>> Begin

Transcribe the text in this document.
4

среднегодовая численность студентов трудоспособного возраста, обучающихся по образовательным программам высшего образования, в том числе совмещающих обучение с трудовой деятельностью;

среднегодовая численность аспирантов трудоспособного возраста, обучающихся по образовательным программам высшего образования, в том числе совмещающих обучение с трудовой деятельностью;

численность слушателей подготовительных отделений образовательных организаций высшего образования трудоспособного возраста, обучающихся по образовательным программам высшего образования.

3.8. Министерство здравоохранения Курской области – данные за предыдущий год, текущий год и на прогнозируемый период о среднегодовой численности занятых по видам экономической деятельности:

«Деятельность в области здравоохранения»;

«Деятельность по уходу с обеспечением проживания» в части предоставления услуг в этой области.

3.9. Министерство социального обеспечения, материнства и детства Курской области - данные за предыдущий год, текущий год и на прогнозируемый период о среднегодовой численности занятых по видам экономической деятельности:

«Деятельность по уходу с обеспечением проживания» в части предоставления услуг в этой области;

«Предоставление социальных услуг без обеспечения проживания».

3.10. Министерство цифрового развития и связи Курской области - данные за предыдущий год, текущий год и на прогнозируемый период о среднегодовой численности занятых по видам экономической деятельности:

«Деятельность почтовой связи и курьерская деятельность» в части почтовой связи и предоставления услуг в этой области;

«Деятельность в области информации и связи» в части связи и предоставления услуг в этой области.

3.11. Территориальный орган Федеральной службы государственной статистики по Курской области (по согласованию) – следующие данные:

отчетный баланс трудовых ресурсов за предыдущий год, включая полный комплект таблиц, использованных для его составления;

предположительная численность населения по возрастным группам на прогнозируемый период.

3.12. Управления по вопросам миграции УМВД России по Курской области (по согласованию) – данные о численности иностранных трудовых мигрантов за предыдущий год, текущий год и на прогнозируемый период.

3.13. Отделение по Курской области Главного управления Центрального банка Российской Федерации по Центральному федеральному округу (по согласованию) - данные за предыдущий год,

>> End

» Problem details: In the lines above, locate the string "трудоспособного". Copy every line where it occurs.

» Result:
среднегодовая численность студентов трудоспособного возраста, обучающихся по образовательным программам высшего образования, в том числе совмещающих обучение с трудовой деятельностью;
среднегодовая численность аспирантов трудоспособного возраста, обучающихся по образовательным программам высшего образования, в том числе совмещающих обучение с трудовой деятельностью;
численность слушателей подготовительных отделений образовательных организаций высшего образования трудоспособного возраста, обучающихся по образовательным программам высшего образования.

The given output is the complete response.